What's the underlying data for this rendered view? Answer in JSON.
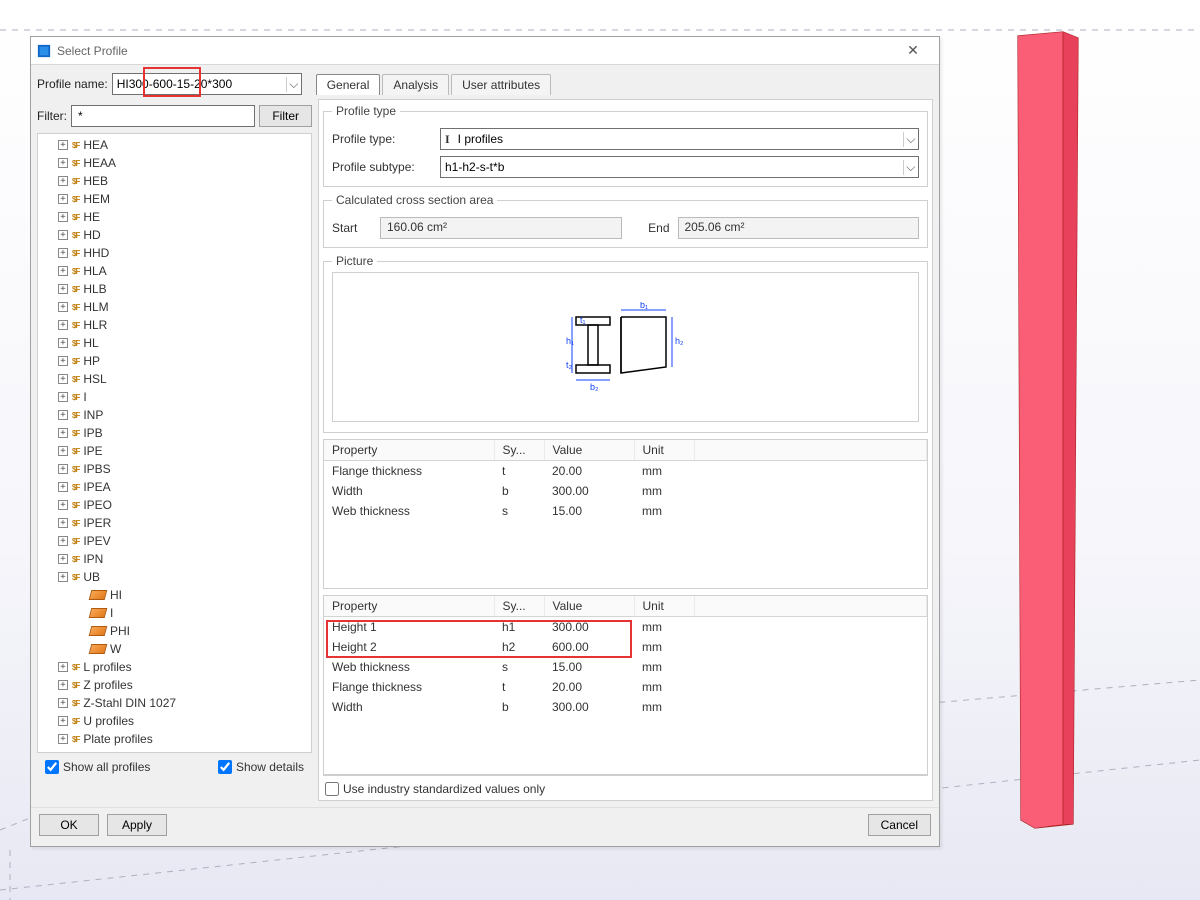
{
  "dialog": {
    "title": "Select Profile",
    "profile_name_label": "Profile name:",
    "profile_name_value": "HI300-600-15-20*300",
    "filter_label": "Filter:",
    "filter_value": "*",
    "filter_button": "Filter",
    "show_all": "Show all profiles",
    "show_details": "Show details",
    "use_industry": "Use industry standardized values only",
    "ok": "OK",
    "apply": "Apply",
    "cancel": "Cancel",
    "close_glyph": "✕"
  },
  "tabs": {
    "general": "General",
    "analysis": "Analysis",
    "user_attributes": "User attributes"
  },
  "profile_type": {
    "legend": "Profile type",
    "type_label": "Profile type:",
    "type_value": "I profiles",
    "subtype_label": "Profile subtype:",
    "subtype_value": "h1-h2-s-t*b"
  },
  "cross_section": {
    "legend": "Calculated cross section area",
    "start_label": "Start",
    "start_value": "160.06 cm²",
    "end_label": "End",
    "end_value": "205.06 cm²"
  },
  "picture_legend": "Picture",
  "picture_labels": {
    "b1": "b₁",
    "t1": "t₁",
    "h1": "h₁",
    "t2": "t₂",
    "b2": "b₂",
    "h2": "h₂"
  },
  "grid_headers": {
    "property": "Property",
    "sy": "Sy...",
    "value": "Value",
    "unit": "Unit"
  },
  "grid1": [
    {
      "property": "Flange thickness",
      "sy": "t",
      "value": "20.00",
      "unit": "mm"
    },
    {
      "property": "Width",
      "sy": "b",
      "value": "300.00",
      "unit": "mm"
    },
    {
      "property": "Web thickness",
      "sy": "s",
      "value": "15.00",
      "unit": "mm"
    }
  ],
  "grid2": [
    {
      "property": "Height 1",
      "sy": "h1",
      "value": "300.00",
      "unit": "mm"
    },
    {
      "property": "Height 2",
      "sy": "h2",
      "value": "600.00",
      "unit": "mm"
    },
    {
      "property": "Web thickness",
      "sy": "s",
      "value": "15.00",
      "unit": "mm"
    },
    {
      "property": "Flange thickness",
      "sy": "t",
      "value": "20.00",
      "unit": "mm"
    },
    {
      "property": "Width",
      "sy": "b",
      "value": "300.00",
      "unit": "mm"
    }
  ],
  "tree": {
    "branches": [
      "HEA",
      "HEAA",
      "HEB",
      "HEM",
      "HE",
      "HD",
      "HHD",
      "HLA",
      "HLB",
      "HLM",
      "HLR",
      "HL",
      "HP",
      "HSL",
      "I",
      "INP",
      "IPB",
      "IPE",
      "IPBS",
      "IPEA",
      "IPEO",
      "IPER",
      "IPEV",
      "IPN",
      "UB"
    ],
    "leaves": [
      "HI",
      "I",
      "PHI",
      "W"
    ],
    "roots": [
      "L profiles",
      "Z profiles",
      "Z-Stahl DIN 1027",
      "U profiles",
      "Plate profiles"
    ]
  }
}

__Exercise task__:
Set down the material exactly, every line of it, except for the pictures.

__Answer to this problem__:
What's the underlying data for this rendered view? Answer in JSON.
{
  "dialog": {
    "title": "Select Profile",
    "profile_name_label": "Profile name:",
    "profile_name_value": "HI300-600-15-20*300",
    "filter_label": "Filter:",
    "filter_value": "*",
    "filter_button": "Filter",
    "show_all": "Show all profiles",
    "show_details": "Show details",
    "use_industry": "Use industry standardized values only",
    "ok": "OK",
    "apply": "Apply",
    "cancel": "Cancel",
    "close_glyph": "✕"
  },
  "tabs": {
    "general": "General",
    "analysis": "Analysis",
    "user_attributes": "User attributes"
  },
  "profile_type": {
    "legend": "Profile type",
    "type_label": "Profile type:",
    "type_value": "I profiles",
    "subtype_label": "Profile subtype:",
    "subtype_value": "h1-h2-s-t*b"
  },
  "cross_section": {
    "legend": "Calculated cross section area",
    "start_label": "Start",
    "start_value": "160.06 cm²",
    "end_label": "End",
    "end_value": "205.06 cm²"
  },
  "picture_legend": "Picture",
  "picture_labels": {
    "b1": "b₁",
    "t1": "t₁",
    "h1": "h₁",
    "t2": "t₂",
    "b2": "b₂",
    "h2": "h₂"
  },
  "grid_headers": {
    "property": "Property",
    "sy": "Sy...",
    "value": "Value",
    "unit": "Unit"
  },
  "grid1": [
    {
      "property": "Flange thickness",
      "sy": "t",
      "value": "20.00",
      "unit": "mm"
    },
    {
      "property": "Width",
      "sy": "b",
      "value": "300.00",
      "unit": "mm"
    },
    {
      "property": "Web thickness",
      "sy": "s",
      "value": "15.00",
      "unit": "mm"
    }
  ],
  "grid2": [
    {
      "property": "Height 1",
      "sy": "h1",
      "value": "300.00",
      "unit": "mm"
    },
    {
      "property": "Height 2",
      "sy": "h2",
      "value": "600.00",
      "unit": "mm"
    },
    {
      "property": "Web thickness",
      "sy": "s",
      "value": "15.00",
      "unit": "mm"
    },
    {
      "property": "Flange thickness",
      "sy": "t",
      "value": "20.00",
      "unit": "mm"
    },
    {
      "property": "Width",
      "sy": "b",
      "value": "300.00",
      "unit": "mm"
    }
  ],
  "tree": {
    "branches": [
      "HEA",
      "HEAA",
      "HEB",
      "HEM",
      "HE",
      "HD",
      "HHD",
      "HLA",
      "HLB",
      "HLM",
      "HLR",
      "HL",
      "HP",
      "HSL",
      "I",
      "INP",
      "IPB",
      "IPE",
      "IPBS",
      "IPEA",
      "IPEO",
      "IPER",
      "IPEV",
      "IPN",
      "UB"
    ],
    "leaves": [
      "HI",
      "I",
      "PHI",
      "W"
    ],
    "roots": [
      "L profiles",
      "Z profiles",
      "Z-Stahl DIN 1027",
      "U profiles",
      "Plate profiles"
    ]
  }
}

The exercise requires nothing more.